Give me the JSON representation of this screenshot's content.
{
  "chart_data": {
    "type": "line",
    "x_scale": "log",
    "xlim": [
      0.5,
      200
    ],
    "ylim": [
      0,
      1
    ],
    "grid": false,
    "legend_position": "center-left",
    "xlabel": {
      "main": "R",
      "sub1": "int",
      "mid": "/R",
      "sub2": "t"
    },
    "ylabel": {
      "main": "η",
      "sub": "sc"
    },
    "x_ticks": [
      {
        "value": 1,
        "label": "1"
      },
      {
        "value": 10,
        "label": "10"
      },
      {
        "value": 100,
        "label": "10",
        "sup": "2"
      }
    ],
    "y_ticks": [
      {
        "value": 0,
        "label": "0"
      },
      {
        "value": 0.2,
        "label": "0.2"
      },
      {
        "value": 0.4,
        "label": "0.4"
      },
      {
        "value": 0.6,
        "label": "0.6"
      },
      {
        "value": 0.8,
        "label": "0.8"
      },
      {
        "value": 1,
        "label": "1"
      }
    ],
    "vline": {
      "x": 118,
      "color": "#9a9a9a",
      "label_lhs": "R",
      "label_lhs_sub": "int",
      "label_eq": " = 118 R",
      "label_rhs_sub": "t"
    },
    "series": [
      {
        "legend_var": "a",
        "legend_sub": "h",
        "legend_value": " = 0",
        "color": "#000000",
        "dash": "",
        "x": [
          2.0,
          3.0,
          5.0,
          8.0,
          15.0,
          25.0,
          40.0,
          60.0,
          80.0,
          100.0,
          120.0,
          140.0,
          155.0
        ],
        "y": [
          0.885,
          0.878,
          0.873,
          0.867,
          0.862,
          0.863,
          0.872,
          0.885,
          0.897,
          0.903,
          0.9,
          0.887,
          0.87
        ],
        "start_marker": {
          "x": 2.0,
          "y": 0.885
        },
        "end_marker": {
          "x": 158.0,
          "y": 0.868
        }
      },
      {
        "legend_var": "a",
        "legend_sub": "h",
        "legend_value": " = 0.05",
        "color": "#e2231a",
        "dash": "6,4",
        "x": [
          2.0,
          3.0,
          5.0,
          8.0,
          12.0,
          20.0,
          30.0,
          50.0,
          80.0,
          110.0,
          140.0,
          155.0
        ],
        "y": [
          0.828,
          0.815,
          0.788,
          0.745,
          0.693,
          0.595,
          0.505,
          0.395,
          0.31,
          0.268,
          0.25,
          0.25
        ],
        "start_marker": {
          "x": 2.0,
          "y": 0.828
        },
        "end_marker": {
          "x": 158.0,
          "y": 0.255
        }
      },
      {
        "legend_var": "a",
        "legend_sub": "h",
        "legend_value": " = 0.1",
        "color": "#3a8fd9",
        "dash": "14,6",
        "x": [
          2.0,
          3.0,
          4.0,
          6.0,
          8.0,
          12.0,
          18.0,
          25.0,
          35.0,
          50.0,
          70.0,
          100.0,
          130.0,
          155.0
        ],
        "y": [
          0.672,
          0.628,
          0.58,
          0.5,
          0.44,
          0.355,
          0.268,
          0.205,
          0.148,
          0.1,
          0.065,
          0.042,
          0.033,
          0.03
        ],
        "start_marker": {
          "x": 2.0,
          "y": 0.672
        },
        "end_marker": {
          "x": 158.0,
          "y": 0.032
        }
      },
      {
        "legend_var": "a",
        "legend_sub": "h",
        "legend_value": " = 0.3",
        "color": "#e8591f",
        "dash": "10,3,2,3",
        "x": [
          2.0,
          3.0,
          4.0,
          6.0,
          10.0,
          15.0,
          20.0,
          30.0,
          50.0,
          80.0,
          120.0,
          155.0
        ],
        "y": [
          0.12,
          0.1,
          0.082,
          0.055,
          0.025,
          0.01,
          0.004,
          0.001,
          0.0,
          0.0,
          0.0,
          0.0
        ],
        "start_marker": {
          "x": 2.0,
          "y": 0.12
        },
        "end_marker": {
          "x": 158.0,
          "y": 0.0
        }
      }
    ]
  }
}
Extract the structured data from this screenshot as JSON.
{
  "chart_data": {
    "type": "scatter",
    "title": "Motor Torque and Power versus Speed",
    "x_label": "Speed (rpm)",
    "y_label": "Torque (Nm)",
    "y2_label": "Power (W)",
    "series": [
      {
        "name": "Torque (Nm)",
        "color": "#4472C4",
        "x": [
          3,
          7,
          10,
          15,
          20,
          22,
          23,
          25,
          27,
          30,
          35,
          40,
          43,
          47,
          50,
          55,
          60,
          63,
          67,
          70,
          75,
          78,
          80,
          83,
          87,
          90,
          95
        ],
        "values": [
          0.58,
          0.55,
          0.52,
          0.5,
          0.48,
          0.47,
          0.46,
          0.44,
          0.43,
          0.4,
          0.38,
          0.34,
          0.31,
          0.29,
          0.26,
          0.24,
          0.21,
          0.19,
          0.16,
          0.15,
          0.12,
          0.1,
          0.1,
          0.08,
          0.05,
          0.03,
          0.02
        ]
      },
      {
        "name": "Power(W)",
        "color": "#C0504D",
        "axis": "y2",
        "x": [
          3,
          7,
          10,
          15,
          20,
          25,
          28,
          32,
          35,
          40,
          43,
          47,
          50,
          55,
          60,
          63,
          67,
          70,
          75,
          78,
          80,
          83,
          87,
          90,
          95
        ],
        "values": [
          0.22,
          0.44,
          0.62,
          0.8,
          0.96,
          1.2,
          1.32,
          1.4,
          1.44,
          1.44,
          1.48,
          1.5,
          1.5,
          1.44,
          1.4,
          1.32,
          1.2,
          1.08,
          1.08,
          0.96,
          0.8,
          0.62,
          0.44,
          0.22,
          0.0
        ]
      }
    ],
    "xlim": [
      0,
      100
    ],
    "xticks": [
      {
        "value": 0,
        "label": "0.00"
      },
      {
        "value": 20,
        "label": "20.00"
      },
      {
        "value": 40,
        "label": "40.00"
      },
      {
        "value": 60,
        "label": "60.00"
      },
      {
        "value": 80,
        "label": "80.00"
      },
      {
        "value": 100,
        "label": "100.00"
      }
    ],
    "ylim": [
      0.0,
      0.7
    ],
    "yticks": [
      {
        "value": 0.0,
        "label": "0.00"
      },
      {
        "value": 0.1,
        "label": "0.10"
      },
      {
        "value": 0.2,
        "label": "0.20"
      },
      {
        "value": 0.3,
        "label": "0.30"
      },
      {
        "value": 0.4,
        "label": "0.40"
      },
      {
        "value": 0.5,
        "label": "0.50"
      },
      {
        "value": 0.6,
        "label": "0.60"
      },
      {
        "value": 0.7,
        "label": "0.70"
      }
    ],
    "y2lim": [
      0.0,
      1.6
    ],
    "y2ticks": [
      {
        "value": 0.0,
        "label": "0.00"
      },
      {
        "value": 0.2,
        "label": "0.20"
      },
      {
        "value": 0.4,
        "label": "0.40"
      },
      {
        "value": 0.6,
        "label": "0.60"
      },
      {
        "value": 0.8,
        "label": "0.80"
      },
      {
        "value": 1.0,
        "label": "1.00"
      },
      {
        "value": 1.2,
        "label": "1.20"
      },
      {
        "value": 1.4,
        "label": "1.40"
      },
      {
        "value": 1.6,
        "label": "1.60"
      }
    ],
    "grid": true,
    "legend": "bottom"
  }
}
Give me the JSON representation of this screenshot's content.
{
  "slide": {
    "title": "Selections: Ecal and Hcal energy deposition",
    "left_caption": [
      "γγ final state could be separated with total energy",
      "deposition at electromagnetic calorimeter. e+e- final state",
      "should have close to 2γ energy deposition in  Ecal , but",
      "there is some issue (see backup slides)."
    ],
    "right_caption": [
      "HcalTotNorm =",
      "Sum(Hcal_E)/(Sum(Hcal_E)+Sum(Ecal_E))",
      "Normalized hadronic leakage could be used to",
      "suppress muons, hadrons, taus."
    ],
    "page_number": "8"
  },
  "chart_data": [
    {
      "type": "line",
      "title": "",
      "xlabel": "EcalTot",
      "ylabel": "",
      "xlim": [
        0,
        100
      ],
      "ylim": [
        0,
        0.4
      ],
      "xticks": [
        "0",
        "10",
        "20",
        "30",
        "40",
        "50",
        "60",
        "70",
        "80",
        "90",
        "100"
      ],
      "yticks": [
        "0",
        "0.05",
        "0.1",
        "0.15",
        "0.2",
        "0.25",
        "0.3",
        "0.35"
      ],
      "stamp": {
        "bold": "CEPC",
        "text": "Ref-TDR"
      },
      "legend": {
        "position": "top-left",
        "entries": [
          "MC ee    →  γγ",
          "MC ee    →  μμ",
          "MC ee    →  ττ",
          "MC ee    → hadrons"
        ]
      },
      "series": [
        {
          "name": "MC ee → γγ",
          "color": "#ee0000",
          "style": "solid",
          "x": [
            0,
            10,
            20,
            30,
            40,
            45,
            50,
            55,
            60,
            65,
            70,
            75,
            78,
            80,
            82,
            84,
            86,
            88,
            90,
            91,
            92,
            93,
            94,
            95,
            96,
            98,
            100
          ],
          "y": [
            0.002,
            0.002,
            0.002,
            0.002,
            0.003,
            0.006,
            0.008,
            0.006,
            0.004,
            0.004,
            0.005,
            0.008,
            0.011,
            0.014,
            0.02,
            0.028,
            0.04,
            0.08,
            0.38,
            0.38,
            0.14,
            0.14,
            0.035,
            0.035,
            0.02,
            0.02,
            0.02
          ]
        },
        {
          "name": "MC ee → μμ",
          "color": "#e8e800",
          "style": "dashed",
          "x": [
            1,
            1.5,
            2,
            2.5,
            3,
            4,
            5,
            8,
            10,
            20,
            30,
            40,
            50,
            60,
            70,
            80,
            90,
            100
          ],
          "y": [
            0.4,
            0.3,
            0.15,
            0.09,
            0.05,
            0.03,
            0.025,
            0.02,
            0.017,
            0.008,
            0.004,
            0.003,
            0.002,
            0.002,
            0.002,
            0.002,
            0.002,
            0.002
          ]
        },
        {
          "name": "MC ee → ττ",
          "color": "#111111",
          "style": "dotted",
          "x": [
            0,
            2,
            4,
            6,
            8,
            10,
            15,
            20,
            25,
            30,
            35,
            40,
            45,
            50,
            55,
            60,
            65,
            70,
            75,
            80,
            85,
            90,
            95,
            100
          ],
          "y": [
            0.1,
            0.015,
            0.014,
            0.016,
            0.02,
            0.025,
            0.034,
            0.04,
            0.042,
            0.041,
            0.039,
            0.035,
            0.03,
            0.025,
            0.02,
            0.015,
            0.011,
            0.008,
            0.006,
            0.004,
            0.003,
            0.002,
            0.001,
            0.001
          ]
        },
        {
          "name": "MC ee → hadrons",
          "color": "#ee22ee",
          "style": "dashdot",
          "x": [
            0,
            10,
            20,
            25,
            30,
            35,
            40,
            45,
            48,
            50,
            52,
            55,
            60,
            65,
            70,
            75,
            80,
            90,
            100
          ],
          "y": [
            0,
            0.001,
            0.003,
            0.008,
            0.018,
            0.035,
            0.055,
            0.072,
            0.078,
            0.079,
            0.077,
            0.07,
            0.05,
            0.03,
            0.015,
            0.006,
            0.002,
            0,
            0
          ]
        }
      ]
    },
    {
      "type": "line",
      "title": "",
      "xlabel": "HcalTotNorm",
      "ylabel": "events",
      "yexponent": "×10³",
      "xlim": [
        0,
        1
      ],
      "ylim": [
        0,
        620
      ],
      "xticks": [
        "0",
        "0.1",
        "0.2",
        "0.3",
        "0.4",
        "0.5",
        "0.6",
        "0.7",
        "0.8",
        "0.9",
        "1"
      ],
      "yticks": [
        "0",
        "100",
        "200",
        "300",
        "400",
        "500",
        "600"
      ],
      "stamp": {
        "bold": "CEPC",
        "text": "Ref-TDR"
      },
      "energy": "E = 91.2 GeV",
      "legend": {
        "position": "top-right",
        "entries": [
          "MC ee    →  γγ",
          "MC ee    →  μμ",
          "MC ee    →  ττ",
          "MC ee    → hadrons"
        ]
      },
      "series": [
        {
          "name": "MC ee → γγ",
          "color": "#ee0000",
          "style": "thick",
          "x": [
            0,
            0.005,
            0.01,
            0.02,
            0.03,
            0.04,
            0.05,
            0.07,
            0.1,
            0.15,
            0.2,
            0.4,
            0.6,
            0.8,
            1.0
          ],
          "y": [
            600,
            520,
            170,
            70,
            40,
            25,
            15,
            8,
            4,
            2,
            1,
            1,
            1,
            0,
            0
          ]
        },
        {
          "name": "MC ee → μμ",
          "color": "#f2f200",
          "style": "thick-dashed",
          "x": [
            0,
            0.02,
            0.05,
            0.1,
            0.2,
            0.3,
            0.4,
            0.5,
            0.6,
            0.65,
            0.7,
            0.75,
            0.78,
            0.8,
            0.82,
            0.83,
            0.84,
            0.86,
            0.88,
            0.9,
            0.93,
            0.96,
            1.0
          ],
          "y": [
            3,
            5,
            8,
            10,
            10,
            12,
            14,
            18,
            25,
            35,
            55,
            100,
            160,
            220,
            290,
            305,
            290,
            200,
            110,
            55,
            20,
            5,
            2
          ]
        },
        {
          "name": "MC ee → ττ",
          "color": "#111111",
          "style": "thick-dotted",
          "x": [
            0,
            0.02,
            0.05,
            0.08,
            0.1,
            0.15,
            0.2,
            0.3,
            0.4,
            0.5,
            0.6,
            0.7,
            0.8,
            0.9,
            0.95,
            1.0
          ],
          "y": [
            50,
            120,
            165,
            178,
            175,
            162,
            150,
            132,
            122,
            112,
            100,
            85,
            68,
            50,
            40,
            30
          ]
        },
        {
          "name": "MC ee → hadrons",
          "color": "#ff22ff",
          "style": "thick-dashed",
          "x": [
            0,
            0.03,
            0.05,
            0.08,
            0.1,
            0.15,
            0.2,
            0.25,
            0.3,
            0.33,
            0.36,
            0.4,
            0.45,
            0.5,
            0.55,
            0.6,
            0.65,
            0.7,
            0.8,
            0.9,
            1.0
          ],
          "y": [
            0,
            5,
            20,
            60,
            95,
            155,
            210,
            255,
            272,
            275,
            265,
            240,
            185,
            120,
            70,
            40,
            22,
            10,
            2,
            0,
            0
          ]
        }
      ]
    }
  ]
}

• INSTRUCTIONS FOR THE TASK: Pull out all lines from the entries above in which the word "title" appears.

• SOLUTION FOR THIS TASK:
    "title": "Motor Torque and Power versus Speed",
    "title": "Selections: Ecal and Hcal energy deposition",
      "title": "",
      "title": "",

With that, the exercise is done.